Items from a figure collection:
********

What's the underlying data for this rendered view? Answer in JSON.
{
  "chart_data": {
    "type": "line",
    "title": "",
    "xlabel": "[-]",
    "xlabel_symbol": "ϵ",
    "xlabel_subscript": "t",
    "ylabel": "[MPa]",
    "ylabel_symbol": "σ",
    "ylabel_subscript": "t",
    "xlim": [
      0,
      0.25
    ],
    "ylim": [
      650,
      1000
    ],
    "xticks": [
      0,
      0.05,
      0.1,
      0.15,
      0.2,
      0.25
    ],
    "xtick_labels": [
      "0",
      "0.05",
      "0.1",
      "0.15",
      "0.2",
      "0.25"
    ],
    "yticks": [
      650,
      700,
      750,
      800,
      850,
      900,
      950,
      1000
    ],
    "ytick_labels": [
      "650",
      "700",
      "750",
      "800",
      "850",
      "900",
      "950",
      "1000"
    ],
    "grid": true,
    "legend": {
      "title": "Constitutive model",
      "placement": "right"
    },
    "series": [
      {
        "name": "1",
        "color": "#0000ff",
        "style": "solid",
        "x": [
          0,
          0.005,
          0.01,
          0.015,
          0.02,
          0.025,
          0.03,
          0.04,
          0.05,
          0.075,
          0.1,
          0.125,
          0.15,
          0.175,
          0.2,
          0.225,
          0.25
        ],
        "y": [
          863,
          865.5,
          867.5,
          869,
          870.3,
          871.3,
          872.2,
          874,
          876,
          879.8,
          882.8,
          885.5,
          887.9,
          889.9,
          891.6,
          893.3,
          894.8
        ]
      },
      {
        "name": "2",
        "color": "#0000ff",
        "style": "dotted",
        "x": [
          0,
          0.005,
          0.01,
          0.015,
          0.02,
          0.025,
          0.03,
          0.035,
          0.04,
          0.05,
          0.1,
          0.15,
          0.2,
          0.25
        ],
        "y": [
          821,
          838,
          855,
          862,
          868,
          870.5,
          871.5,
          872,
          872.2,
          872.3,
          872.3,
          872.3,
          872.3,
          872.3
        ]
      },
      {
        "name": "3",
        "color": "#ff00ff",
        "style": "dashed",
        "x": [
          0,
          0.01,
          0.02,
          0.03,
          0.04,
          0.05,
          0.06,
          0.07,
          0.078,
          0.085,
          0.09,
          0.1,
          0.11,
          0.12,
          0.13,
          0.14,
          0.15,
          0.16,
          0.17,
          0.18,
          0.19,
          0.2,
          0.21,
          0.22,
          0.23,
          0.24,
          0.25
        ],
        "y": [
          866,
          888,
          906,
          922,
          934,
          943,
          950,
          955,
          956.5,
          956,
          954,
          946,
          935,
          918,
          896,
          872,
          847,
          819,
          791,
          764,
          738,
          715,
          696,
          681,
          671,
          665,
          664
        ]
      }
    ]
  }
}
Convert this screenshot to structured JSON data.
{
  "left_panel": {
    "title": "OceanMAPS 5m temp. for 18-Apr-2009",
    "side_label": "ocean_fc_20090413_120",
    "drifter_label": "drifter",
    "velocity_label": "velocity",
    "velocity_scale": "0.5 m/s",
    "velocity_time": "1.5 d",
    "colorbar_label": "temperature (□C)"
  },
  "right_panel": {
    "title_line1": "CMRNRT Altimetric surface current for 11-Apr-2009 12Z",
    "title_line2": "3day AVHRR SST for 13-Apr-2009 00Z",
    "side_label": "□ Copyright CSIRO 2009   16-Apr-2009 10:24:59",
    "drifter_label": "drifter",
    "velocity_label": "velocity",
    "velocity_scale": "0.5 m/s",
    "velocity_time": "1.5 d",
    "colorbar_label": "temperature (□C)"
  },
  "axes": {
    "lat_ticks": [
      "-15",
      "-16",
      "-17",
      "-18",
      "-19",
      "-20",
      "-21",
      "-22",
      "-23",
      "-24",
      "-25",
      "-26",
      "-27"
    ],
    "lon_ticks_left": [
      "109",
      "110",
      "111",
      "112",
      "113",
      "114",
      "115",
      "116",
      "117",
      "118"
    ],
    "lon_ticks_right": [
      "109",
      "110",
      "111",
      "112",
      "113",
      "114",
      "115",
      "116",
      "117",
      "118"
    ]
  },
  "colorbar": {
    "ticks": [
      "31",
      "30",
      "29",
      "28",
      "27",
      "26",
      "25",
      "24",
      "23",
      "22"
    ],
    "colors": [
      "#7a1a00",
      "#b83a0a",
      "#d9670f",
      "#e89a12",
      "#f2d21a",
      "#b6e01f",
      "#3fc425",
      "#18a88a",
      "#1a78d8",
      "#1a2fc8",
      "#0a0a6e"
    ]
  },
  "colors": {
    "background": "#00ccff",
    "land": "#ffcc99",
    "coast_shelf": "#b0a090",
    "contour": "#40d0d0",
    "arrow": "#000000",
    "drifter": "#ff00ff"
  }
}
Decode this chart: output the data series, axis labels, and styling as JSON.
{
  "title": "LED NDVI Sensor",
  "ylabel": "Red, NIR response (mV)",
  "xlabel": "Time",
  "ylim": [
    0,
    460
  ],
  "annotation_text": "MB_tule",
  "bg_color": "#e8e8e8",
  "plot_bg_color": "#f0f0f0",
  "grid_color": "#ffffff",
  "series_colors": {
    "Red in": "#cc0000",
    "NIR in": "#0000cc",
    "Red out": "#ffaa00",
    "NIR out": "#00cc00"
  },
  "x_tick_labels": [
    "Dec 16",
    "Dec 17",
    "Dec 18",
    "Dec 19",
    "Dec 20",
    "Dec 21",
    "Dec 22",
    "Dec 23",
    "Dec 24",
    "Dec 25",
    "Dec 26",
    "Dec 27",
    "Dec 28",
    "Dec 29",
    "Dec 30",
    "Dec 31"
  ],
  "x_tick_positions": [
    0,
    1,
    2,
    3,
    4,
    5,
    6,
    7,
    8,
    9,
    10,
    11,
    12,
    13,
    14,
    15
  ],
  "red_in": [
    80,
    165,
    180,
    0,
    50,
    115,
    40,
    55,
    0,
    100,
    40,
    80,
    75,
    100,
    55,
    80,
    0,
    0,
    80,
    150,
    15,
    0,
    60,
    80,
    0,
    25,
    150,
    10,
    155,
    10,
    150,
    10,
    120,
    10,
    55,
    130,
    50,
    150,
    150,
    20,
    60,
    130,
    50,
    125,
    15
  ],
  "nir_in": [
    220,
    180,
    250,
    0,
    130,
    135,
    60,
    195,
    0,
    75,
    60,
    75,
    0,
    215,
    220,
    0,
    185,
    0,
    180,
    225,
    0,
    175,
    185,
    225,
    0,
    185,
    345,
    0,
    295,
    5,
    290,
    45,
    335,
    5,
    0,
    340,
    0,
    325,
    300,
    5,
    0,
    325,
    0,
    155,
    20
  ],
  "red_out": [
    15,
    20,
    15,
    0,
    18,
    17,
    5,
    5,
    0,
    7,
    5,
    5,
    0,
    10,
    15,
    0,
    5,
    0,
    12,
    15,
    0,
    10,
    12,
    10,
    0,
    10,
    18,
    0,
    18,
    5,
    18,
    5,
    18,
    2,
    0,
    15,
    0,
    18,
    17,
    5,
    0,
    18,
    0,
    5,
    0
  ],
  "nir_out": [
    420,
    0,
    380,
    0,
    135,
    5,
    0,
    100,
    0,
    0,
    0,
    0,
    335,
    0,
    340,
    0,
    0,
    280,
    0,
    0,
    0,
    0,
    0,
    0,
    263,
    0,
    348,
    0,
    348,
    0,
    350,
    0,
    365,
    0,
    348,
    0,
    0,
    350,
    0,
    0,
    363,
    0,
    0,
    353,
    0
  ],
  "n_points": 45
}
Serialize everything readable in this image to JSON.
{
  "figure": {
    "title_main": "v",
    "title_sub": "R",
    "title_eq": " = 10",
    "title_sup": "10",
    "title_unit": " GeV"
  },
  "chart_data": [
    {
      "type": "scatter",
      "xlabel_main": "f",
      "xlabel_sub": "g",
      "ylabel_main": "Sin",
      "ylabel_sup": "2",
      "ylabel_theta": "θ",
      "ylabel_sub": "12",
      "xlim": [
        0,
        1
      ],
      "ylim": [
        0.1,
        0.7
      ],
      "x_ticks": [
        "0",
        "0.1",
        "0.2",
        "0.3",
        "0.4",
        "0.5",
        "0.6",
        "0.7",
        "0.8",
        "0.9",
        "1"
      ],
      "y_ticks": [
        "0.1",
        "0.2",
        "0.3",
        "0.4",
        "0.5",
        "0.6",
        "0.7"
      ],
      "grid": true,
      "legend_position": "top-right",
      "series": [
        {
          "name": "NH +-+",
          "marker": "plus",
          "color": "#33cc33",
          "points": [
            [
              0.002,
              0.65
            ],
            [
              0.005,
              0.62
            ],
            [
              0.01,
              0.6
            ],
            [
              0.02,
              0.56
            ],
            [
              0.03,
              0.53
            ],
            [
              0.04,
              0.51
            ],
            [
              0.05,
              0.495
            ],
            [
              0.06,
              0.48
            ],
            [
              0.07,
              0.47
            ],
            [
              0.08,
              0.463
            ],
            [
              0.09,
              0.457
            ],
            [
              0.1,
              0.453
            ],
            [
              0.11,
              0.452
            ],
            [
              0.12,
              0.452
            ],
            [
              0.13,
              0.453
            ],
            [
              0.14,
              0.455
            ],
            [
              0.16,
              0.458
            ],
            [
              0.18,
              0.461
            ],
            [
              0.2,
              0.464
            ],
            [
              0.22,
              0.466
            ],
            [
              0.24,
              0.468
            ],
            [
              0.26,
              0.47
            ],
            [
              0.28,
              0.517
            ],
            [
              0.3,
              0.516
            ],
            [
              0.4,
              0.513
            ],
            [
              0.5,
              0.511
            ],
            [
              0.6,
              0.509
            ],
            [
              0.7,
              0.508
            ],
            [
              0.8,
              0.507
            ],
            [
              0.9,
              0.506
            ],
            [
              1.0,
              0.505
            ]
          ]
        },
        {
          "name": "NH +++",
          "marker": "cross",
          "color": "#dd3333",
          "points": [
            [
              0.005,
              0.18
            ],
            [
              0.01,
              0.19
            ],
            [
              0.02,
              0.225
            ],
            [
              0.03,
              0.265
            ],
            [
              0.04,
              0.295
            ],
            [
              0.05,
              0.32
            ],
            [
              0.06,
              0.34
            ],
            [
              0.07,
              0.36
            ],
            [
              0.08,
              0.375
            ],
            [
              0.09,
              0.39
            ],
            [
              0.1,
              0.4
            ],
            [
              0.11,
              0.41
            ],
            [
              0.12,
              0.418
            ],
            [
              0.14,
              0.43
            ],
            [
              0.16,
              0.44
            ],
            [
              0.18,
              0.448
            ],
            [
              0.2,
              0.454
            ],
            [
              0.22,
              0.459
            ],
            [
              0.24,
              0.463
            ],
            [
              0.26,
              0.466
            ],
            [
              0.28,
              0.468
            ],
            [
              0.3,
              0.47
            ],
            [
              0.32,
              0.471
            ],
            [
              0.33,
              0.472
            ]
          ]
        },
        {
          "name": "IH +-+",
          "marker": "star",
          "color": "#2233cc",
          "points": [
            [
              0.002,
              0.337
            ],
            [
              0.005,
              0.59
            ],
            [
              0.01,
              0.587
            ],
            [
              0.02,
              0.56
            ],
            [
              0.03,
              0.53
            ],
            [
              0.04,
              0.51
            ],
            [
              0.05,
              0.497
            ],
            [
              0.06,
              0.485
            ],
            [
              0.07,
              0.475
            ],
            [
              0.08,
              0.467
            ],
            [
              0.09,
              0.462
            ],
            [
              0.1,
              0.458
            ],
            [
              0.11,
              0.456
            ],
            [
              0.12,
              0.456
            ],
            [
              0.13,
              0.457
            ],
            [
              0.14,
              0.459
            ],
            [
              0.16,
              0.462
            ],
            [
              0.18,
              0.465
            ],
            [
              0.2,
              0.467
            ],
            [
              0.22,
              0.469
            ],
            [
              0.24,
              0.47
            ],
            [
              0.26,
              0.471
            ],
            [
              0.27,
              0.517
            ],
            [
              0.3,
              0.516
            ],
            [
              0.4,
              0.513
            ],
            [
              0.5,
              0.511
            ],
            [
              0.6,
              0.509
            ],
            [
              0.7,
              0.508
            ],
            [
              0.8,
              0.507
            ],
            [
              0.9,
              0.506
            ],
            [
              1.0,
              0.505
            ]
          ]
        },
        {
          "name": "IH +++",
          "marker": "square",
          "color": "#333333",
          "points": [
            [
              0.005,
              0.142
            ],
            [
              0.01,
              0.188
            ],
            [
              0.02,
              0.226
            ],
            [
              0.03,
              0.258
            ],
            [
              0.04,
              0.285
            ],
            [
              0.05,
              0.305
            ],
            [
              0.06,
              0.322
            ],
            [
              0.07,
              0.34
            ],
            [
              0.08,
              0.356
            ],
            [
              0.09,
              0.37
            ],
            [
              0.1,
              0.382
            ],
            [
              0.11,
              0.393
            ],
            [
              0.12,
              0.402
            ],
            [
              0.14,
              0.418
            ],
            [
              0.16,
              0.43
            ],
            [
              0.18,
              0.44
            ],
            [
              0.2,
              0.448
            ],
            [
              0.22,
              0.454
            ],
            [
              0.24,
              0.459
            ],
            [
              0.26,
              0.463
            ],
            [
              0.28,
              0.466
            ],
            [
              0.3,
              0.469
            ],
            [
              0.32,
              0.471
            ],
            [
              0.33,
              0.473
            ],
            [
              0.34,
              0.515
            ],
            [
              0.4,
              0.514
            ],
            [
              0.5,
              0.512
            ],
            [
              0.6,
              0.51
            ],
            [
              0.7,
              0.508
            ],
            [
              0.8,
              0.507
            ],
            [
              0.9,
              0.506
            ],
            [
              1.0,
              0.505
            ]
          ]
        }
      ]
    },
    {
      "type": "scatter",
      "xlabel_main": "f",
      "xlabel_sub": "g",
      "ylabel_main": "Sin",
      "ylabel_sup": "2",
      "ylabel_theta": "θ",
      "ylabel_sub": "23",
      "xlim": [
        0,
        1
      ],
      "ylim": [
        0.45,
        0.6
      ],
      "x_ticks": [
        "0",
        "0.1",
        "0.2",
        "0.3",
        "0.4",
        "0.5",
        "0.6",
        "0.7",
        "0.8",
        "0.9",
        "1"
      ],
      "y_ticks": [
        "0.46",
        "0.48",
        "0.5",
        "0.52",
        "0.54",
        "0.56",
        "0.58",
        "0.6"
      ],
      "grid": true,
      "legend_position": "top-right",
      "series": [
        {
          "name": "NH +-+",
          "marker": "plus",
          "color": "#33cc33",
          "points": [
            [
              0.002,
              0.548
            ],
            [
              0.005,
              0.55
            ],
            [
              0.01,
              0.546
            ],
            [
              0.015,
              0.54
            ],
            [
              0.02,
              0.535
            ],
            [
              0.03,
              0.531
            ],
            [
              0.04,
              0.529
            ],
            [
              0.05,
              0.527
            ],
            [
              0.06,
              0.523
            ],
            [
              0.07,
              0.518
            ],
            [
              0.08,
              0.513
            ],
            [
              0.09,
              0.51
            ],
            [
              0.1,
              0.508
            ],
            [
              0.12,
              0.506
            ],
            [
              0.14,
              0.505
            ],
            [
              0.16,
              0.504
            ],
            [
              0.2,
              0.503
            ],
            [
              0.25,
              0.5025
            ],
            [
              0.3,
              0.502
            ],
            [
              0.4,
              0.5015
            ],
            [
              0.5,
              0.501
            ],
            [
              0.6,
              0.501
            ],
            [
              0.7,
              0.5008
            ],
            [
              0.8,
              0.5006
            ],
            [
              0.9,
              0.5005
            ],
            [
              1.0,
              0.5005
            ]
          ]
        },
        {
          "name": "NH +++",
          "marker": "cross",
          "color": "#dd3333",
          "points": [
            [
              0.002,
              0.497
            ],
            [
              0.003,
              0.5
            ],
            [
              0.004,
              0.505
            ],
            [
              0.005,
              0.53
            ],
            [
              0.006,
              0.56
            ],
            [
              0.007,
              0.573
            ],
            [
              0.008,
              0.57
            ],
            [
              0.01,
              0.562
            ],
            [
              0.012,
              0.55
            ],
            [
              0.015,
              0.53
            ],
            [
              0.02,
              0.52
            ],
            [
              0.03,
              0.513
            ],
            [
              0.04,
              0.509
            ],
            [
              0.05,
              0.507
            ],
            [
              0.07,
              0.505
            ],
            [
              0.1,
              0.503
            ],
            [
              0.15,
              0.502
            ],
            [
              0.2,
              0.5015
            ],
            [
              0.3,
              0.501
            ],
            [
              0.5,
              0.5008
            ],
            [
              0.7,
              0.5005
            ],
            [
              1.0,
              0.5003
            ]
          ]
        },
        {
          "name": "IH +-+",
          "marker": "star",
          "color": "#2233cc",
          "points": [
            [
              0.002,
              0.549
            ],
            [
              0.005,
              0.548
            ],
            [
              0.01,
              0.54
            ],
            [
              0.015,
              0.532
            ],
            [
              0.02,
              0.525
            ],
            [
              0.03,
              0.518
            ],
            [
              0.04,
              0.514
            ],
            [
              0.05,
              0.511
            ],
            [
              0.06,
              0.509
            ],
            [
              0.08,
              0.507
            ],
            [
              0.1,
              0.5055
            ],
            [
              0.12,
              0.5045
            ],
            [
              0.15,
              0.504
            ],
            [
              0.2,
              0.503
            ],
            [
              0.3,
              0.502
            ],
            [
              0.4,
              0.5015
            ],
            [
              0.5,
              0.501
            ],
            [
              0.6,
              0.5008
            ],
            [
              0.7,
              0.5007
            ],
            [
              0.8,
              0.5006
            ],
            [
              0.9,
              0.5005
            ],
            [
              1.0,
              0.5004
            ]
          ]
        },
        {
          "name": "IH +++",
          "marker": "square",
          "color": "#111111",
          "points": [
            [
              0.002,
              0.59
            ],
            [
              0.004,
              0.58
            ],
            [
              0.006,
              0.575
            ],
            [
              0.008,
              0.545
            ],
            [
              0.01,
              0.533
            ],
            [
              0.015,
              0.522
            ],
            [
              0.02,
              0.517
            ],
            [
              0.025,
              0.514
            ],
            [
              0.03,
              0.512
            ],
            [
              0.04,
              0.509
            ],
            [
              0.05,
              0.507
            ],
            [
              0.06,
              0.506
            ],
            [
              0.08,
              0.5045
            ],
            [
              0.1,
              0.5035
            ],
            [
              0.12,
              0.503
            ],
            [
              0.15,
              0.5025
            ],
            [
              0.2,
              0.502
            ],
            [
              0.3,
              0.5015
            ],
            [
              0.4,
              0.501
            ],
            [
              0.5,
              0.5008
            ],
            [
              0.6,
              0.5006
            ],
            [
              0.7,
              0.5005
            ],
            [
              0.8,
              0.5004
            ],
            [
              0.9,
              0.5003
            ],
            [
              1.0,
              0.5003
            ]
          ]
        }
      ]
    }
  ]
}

********

Your answer should be one number: how many lines of the listing include the word "style".

## RESULT OF THE EXERCISE
3